===== Records shown =====
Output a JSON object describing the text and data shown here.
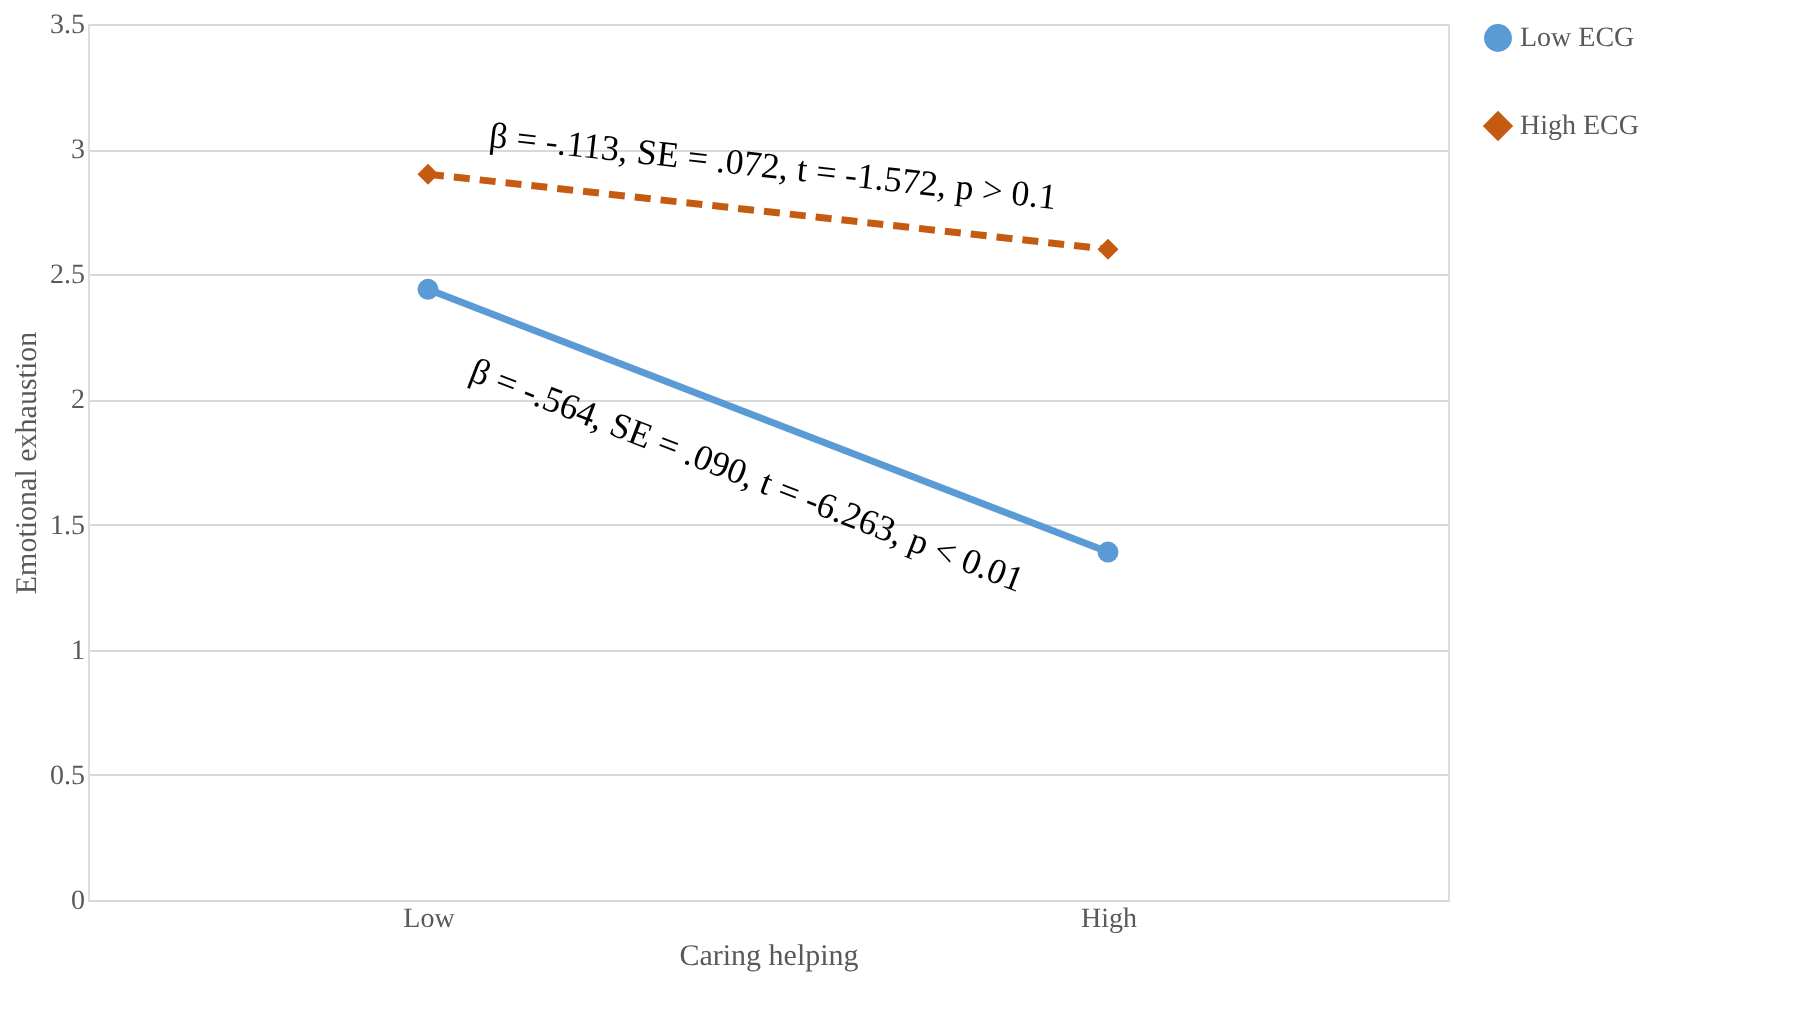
{
  "chart_data": {
    "type": "line",
    "xlabel": "Caring helping",
    "ylabel": "Emotional exhaustion",
    "categories": [
      "Low",
      "High"
    ],
    "series": [
      {
        "name": "Low ECG",
        "color": "#5b9bd5",
        "values": [
          2.44,
          1.39
        ],
        "marker": "circle",
        "line_style": "solid"
      },
      {
        "name": "High ECG",
        "color": "#c55a11",
        "values": [
          2.9,
          2.6
        ],
        "marker": "diamond",
        "line_style": "dashed"
      }
    ],
    "annotations": [
      "β = -.564, SE = .090, t = -6.263, p < 0.01",
      "β = -.113, SE = .072, t = -1.572, p > 0.1"
    ],
    "ylim": [
      0,
      3.5
    ],
    "yticks": [
      0,
      0.5,
      1,
      1.5,
      2,
      2.5,
      3,
      3.5
    ],
    "grid": "y",
    "legend": "right"
  }
}
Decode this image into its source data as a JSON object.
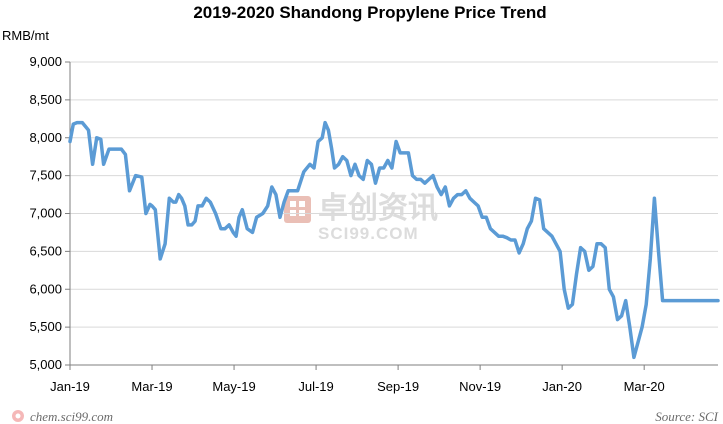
{
  "chart_data": {
    "type": "line",
    "title": "2019-2020 Shandong Propylene Price Trend",
    "ylabel": "RMB/mt",
    "xlabel": "",
    "ylim": [
      5000,
      9000
    ],
    "yticks": [
      5000,
      5500,
      6000,
      6500,
      7000,
      7500,
      8000,
      8500,
      9000
    ],
    "ytick_labels": [
      "5,000",
      "5,500",
      "6,000",
      "6,500",
      "7,000",
      "7,500",
      "8,000",
      "8,500",
      "9,000"
    ],
    "xlim": [
      0,
      15.8
    ],
    "xticks": [
      0,
      2,
      4,
      6,
      8,
      10,
      12,
      14
    ],
    "xtick_labels": [
      "Jan-19",
      "Mar-19",
      "May-19",
      "Jul-19",
      "Sep-19",
      "Nov-19",
      "Jan-20",
      "Mar-20"
    ],
    "grid": "horizontal",
    "series": [
      {
        "name": "Shandong Propylene Price",
        "color": "#5b9bd5",
        "x": [
          0,
          0.08,
          0.17,
          0.3,
          0.45,
          0.55,
          0.65,
          0.75,
          0.82,
          0.95,
          1.05,
          1.15,
          1.25,
          1.35,
          1.45,
          1.6,
          1.75,
          1.85,
          1.95,
          2.0,
          2.08,
          2.2,
          2.32,
          2.42,
          2.52,
          2.58,
          2.65,
          2.72,
          2.8,
          2.88,
          2.97,
          3.05,
          3.12,
          3.22,
          3.32,
          3.42,
          3.55,
          3.68,
          3.78,
          3.88,
          3.98,
          4.05,
          4.12,
          4.2,
          4.32,
          4.45,
          4.55,
          4.7,
          4.82,
          4.92,
          5.02,
          5.12,
          5.22,
          5.32,
          5.45,
          5.55,
          5.7,
          5.85,
          5.95,
          6.05,
          6.15,
          6.22,
          6.3,
          6.38,
          6.45,
          6.55,
          6.65,
          6.75,
          6.85,
          6.95,
          7.05,
          7.15,
          7.25,
          7.35,
          7.45,
          7.55,
          7.65,
          7.75,
          7.85,
          7.95,
          8.05,
          8.15,
          8.25,
          8.35,
          8.45,
          8.55,
          8.65,
          8.75,
          8.85,
          8.95,
          9.05,
          9.15,
          9.25,
          9.35,
          9.45,
          9.55,
          9.65,
          9.75,
          9.85,
          9.95,
          10.05,
          10.15,
          10.25,
          10.35,
          10.45,
          10.55,
          10.65,
          10.75,
          10.85,
          10.95,
          11.05,
          11.15,
          11.25,
          11.35,
          11.45,
          11.55,
          11.65,
          11.75,
          11.85,
          11.95,
          12.05,
          12.15,
          12.25,
          12.35,
          12.45,
          12.55,
          12.65,
          12.75,
          12.85,
          12.95,
          13.05,
          13.15,
          13.25,
          13.35,
          13.45,
          13.55,
          13.65,
          13.75,
          13.85,
          13.95,
          14.05,
          14.15,
          14.25,
          14.35,
          14.45,
          14.55,
          14.65,
          14.75,
          14.85,
          14.95,
          15.05,
          15.15,
          15.25,
          15.35,
          15.45,
          15.52,
          15.58,
          15.65,
          15.72,
          15.8
        ],
        "values": [
          7950,
          8180,
          8200,
          8200,
          8100,
          7650,
          8000,
          7980,
          7650,
          7850,
          7850,
          7850,
          7850,
          7780,
          7300,
          7500,
          7480,
          7000,
          7120,
          7100,
          7050,
          6400,
          6600,
          7200,
          7150,
          7150,
          7250,
          7200,
          7100,
          6850,
          6850,
          6900,
          7100,
          7100,
          7200,
          7150,
          7000,
          6800,
          6800,
          6850,
          6750,
          6700,
          6950,
          7050,
          6800,
          6750,
          6950,
          7000,
          7100,
          7350,
          7250,
          6950,
          7150,
          7300,
          7300,
          7300,
          7550,
          7650,
          7600,
          7950,
          8000,
          8200,
          8100,
          7850,
          7600,
          7650,
          7750,
          7700,
          7500,
          7650,
          7500,
          7450,
          7700,
          7650,
          7400,
          7600,
          7600,
          7700,
          7600,
          7950,
          7800,
          7800,
          7800,
          7500,
          7450,
          7450,
          7400,
          7450,
          7500,
          7350,
          7250,
          7350,
          7100,
          7200,
          7250,
          7250,
          7300,
          7200,
          7150,
          7100,
          6950,
          6950,
          6800,
          6750,
          6700,
          6700,
          6680,
          6650,
          6650,
          6480,
          6600,
          6800,
          6900,
          7200,
          7180,
          6800,
          6750,
          6700,
          6600,
          6500,
          6000,
          5750,
          5800,
          6200,
          6550,
          6500,
          6250,
          6300,
          6600,
          6600,
          6550,
          6000,
          5900,
          5600,
          5650,
          5850,
          5500,
          5100,
          5300,
          5500,
          5800,
          6400,
          7200,
          6500,
          5850,
          5850,
          5850,
          5850,
          5850,
          5850,
          5850,
          5850,
          5850,
          5850,
          5850,
          5850,
          5850,
          5850,
          5850,
          5850
        ]
      }
    ],
    "watermark": "卓创资讯 SCI99.COM"
  },
  "footer": {
    "source": "Source: SCI",
    "site": "chem.sci99.com"
  }
}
=====
Task directions —
Go through the listing above and locate each line that holds the word "object". Copy those lines.

The reply —
Output a JSON object describing the text and data shown here.
Decode this image into its source data as a JSON object.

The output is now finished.